PROVIDED MATERIAL -
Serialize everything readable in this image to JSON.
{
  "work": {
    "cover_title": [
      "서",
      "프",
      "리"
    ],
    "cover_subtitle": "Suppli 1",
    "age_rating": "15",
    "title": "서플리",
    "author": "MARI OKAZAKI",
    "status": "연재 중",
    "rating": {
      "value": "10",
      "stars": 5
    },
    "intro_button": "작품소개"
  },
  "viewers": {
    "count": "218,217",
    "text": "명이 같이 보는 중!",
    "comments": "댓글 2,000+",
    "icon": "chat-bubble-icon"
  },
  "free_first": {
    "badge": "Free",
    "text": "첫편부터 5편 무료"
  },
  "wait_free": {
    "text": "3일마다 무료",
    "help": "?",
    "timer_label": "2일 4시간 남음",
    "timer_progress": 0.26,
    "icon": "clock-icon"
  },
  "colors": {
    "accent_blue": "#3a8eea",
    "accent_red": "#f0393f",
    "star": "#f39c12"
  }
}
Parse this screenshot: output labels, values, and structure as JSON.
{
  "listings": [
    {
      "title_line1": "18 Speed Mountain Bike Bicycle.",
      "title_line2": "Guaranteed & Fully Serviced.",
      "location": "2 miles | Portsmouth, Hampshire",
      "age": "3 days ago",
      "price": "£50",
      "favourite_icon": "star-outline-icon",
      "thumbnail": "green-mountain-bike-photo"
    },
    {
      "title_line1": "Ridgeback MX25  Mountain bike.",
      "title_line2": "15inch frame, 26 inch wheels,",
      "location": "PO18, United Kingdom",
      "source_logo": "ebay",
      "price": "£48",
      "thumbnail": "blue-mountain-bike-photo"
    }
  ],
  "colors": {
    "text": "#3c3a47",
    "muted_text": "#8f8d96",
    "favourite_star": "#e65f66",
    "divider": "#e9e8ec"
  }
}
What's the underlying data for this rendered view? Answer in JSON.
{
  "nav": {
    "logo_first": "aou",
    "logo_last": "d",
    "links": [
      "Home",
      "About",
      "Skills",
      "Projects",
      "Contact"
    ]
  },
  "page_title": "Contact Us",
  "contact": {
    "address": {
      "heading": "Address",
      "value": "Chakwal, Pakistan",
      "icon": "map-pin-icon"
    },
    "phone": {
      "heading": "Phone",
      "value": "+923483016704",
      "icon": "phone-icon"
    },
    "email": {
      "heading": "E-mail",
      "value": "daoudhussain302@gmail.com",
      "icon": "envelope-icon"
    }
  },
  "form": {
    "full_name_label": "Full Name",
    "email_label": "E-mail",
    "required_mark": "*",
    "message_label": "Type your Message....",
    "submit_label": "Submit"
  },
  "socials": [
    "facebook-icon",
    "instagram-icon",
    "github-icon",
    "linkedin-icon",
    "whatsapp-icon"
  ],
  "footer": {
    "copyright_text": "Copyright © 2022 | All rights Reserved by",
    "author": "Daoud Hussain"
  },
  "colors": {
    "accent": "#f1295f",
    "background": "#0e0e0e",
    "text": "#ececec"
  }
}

THE EXERCISE -
Gather every line from the listing above in which "author" appears, and copy those lines.

EXPECTED ANSWER -
    "author": "MARI OKAZAKI",
    "author": "Daoud Hussain"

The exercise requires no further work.